• Data provided:
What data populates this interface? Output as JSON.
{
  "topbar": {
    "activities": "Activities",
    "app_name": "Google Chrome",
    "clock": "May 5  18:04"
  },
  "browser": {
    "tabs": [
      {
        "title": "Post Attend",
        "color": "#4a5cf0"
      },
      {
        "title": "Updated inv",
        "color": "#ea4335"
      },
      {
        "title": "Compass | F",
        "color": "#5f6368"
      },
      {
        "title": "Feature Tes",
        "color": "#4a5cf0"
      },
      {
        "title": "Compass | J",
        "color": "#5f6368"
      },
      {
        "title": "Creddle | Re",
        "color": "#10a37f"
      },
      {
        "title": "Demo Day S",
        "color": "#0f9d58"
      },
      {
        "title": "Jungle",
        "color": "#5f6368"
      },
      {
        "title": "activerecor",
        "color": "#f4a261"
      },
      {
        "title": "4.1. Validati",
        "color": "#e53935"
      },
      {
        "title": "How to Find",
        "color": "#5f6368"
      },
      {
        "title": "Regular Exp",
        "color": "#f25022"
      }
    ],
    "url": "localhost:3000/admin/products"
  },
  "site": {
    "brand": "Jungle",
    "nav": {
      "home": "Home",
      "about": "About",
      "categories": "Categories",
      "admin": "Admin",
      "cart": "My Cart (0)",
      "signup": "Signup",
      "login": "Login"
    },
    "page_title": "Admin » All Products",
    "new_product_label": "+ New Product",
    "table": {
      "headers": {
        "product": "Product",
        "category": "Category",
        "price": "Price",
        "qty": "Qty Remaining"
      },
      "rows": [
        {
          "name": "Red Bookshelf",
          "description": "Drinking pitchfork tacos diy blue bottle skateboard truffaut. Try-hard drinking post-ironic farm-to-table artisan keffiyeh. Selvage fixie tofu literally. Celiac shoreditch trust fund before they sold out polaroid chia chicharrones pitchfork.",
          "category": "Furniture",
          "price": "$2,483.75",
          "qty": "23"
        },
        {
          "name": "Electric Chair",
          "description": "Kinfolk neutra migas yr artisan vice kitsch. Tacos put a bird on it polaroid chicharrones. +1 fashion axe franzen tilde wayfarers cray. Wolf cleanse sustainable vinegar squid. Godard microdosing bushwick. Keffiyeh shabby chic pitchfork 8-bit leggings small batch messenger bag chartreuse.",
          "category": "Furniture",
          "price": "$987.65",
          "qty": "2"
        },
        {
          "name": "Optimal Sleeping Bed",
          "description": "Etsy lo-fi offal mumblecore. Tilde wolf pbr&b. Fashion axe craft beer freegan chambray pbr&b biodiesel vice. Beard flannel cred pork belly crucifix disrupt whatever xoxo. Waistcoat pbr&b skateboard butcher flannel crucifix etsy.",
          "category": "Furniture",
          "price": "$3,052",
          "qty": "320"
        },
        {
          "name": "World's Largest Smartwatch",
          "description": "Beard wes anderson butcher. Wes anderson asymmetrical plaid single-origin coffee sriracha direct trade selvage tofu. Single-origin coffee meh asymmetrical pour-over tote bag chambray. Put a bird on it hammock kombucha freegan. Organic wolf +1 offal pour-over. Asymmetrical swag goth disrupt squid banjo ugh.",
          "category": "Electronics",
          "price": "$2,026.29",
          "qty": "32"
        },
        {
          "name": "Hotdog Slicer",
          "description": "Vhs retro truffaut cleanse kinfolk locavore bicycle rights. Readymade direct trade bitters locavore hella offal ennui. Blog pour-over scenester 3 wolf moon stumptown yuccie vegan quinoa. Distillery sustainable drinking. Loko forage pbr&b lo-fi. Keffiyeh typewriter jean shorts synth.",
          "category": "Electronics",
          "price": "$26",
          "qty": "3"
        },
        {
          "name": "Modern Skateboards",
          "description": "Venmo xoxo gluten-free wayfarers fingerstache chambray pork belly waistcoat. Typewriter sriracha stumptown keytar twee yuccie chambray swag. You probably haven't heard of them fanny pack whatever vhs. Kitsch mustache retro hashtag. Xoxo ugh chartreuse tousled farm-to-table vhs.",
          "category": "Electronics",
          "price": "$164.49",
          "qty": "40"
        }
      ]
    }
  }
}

• Exercise instructions:
Return the listing above in full, character for character.

• Answer to this exercise:
What data populates this interface? Output as JSON.
{
  "topbar": {
    "activities": "Activities",
    "app_name": "Google Chrome",
    "clock": "May 5  18:04"
  },
  "browser": {
    "tabs": [
      {
        "title": "Post Attend",
        "color": "#4a5cf0"
      },
      {
        "title": "Updated inv",
        "color": "#ea4335"
      },
      {
        "title": "Compass | F",
        "color": "#5f6368"
      },
      {
        "title": "Feature Tes",
        "color": "#4a5cf0"
      },
      {
        "title": "Compass | J",
        "color": "#5f6368"
      },
      {
        "title": "Creddle | Re",
        "color": "#10a37f"
      },
      {
        "title": "Demo Day S",
        "color": "#0f9d58"
      },
      {
        "title": "Jungle",
        "color": "#5f6368"
      },
      {
        "title": "activerecor",
        "color": "#f4a261"
      },
      {
        "title": "4.1. Validati",
        "color": "#e53935"
      },
      {
        "title": "How to Find",
        "color": "#5f6368"
      },
      {
        "title": "Regular Exp",
        "color": "#f25022"
      }
    ],
    "url": "localhost:3000/admin/products"
  },
  "site": {
    "brand": "Jungle",
    "nav": {
      "home": "Home",
      "about": "About",
      "categories": "Categories",
      "admin": "Admin",
      "cart": "My Cart (0)",
      "signup": "Signup",
      "login": "Login"
    },
    "page_title": "Admin » All Products",
    "new_product_label": "+ New Product",
    "table": {
      "headers": {
        "product": "Product",
        "category": "Category",
        "price": "Price",
        "qty": "Qty Remaining"
      },
      "rows": [
        {
          "name": "Red Bookshelf",
          "description": "Drinking pitchfork tacos diy blue bottle skateboard truffaut. Try-hard drinking post-ironic farm-to-table artisan keffiyeh. Selvage fixie tofu literally. Celiac shoreditch trust fund before they sold out polaroid chia chicharrones pitchfork.",
          "category": "Furniture",
          "price": "$2,483.75",
          "qty": "23"
        },
        {
          "name": "Electric Chair",
          "description": "Kinfolk neutra migas yr artisan vice kitsch. Tacos put a bird on it polaroid chicharrones. +1 fashion axe franzen tilde wayfarers cray. Wolf cleanse sustainable vinegar squid. Godard microdosing bushwick. Keffiyeh shabby chic pitchfork 8-bit leggings small batch messenger bag chartreuse.",
          "category": "Furniture",
          "price": "$987.65",
          "qty": "2"
        },
        {
          "name": "Optimal Sleeping Bed",
          "description": "Etsy lo-fi offal mumblecore. Tilde wolf pbr&b. Fashion axe craft beer freegan chambray pbr&b biodiesel vice. Beard flannel cred pork belly crucifix disrupt whatever xoxo. Waistcoat pbr&b skateboard butcher flannel crucifix etsy.",
          "category": "Furniture",
          "price": "$3,052",
          "qty": "320"
        },
        {
          "name": "World's Largest Smartwatch",
          "description": "Beard wes anderson butcher. Wes anderson asymmetrical plaid single-origin coffee sriracha direct trade selvage tofu. Single-origin coffee meh asymmetrical pour-over tote bag chambray. Put a bird on it hammock kombucha freegan. Organic wolf +1 offal pour-over. Asymmetrical swag goth disrupt squid banjo ugh.",
          "category": "Electronics",
          "price": "$2,026.29",
          "qty": "32"
        },
        {
          "name": "Hotdog Slicer",
          "description": "Vhs retro truffaut cleanse kinfolk locavore bicycle rights. Readymade direct trade bitters locavore hella offal ennui. Blog pour-over scenester 3 wolf moon stumptown yuccie vegan quinoa. Distillery sustainable drinking. Loko forage pbr&b lo-fi. Keffiyeh typewriter jean shorts synth.",
          "category": "Electronics",
          "price": "$26",
          "qty": "3"
        },
        {
          "name": "Modern Skateboards",
          "description": "Venmo xoxo gluten-free wayfarers fingerstache chambray pork belly waistcoat. Typewriter sriracha stumptown keytar twee yuccie chambray swag. You probably haven't heard of them fanny pack whatever vhs. Kitsch mustache retro hashtag. Xoxo ugh chartreuse tousled farm-to-table vhs.",
          "category": "Electronics",
          "price": "$164.49",
          "qty": "40"
        }
      ]
    }
  }
}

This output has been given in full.